**Given problem 1**
From the blog post on international relationships, list every question posed in the paragraph under the heading "Different expectations/views."
**Given problem 2**
Reproduce the passage of the blog post on international relationships starting with "Different expectations/views" and going on through "much less understanding.", swapping "Sambos" for "cohabiting partners".
**Given problem 3**
Answer these questions about the blog post on international relationships:
(a) What date is given at the top of the post?
(b) How many points does the writer say they will go through?
(c) In Sweden, living together as what is called a very natural thing?

7 July, 2019

Love knows no borders

Many of the readers of the Newbie blog know that love knows no borders. Several of you moved to Sweden for love, or maybe you are like me – originally moved for my job, but then fell in love with a Swede here.

International relationships, especially if your new partner is a local, can be extremely rewarding, as they give you a completely different way into the Swedish culture. It might be the greatest motivation to learn Swedish, as your spouse friends will switch to Swedish eventually during dinner and the parents might not be as comfortable speaking English. Or it is the biggest help to figure out how to fill in the tax form for the first (or second and third) time.

But, from my own experience, and from other international couples I’ve met over the years, an international relationship is definitely more challenging than a relationship with somebody that comes from the same country/culture than one-self. Here, I will go through the 3 points I think are important in international relationships (but most likely apply to any relationship)

Different expectations/views

Different cultures might have different opinions on the development of a relationship. When is it normal to move in together? When to get married? Should you be married to have kids?

These questions, of course, apply for all relationships but they are even more important to be talked about when you are in an international relationship. In Sweden living together as Sambos is a very natural thing, and most likely nobody will pressure you to get married. However, depending on our background, your own family might be much less understanding.

Also, there is the possibility that one or the other family will not be happy with your choice of a partner from abroad, as this will reduce the possibility that you will move back home again.

My tip is to have these discussions already very early on in a relationship, to be sure you are on the same page. Only then you will be able to talk to different parts of your family and don’t get into awkward situations. Making sure that you are on the same page is in all regards very important. Having big expectations that are not fulfilled can lead to major disappointments that are threatening a healthy relationship.

**Entries supplied**

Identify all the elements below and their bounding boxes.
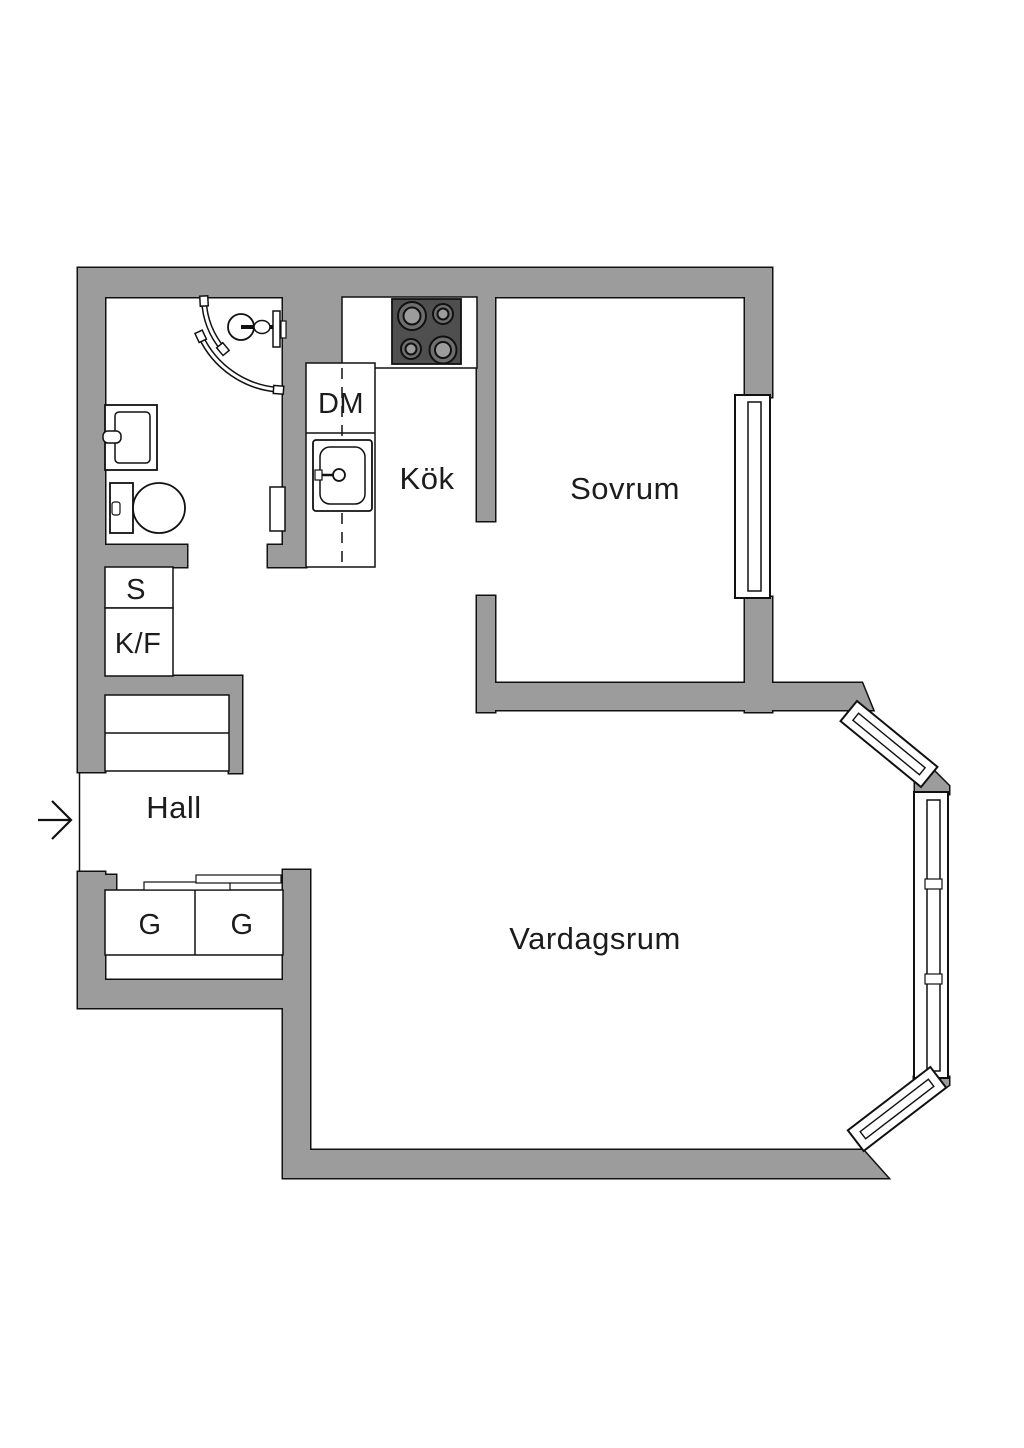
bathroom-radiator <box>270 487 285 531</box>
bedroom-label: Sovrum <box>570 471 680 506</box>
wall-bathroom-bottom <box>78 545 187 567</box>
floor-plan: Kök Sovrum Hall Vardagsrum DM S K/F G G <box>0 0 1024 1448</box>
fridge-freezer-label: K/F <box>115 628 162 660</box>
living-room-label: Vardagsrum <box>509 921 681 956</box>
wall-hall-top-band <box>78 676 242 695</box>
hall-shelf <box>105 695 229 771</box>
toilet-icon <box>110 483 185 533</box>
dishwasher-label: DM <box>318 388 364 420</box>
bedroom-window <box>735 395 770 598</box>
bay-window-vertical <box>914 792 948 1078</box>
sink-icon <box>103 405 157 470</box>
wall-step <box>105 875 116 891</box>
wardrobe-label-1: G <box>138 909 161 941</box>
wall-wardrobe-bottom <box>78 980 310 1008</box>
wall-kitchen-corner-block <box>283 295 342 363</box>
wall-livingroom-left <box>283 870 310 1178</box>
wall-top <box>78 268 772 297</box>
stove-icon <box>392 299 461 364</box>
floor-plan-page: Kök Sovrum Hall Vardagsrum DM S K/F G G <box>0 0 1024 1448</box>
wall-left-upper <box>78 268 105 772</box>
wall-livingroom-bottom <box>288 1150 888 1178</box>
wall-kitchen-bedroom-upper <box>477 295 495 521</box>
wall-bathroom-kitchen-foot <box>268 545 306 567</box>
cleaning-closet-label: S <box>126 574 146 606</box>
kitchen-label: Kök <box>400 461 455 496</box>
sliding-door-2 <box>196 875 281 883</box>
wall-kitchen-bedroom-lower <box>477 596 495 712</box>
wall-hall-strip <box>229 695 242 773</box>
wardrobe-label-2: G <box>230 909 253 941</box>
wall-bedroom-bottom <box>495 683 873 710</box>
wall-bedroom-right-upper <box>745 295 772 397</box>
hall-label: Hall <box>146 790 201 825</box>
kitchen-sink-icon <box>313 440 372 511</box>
* * *
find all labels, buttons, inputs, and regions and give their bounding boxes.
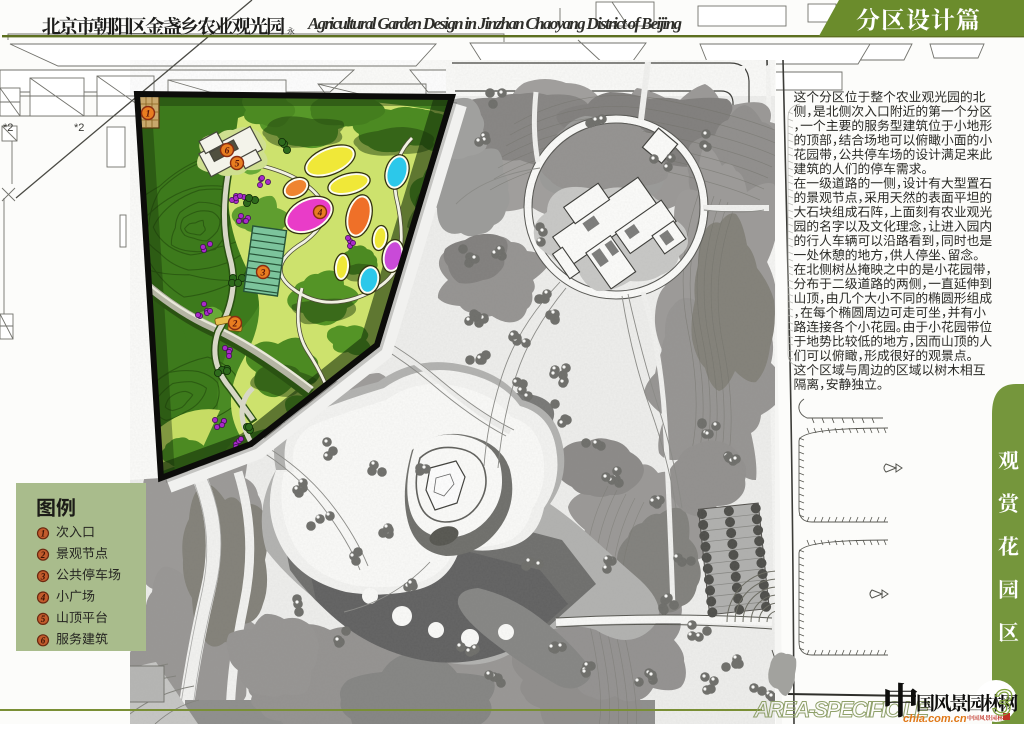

**Correct output 1**
When is it normal to move in together?
When to get married?
Should you be married to have kids?

**Correct output 2**
Different expectations/views

Different cultures might have different opinions on the development of a relationship. When is it normal to move in together? When to get married? Should you be married to have kids?

These questions, of course, apply for all relationships but they are even more important to be talked about when you are in an international relationship. In Sweden living together as cohabiting partners is a very natural thing, and most likely nobody will pressure you to get married. However, depending on our background, your own family might be much less understanding.

**Correct output 3**
(a) 7 July, 2019
(b) 3
(c) Sambos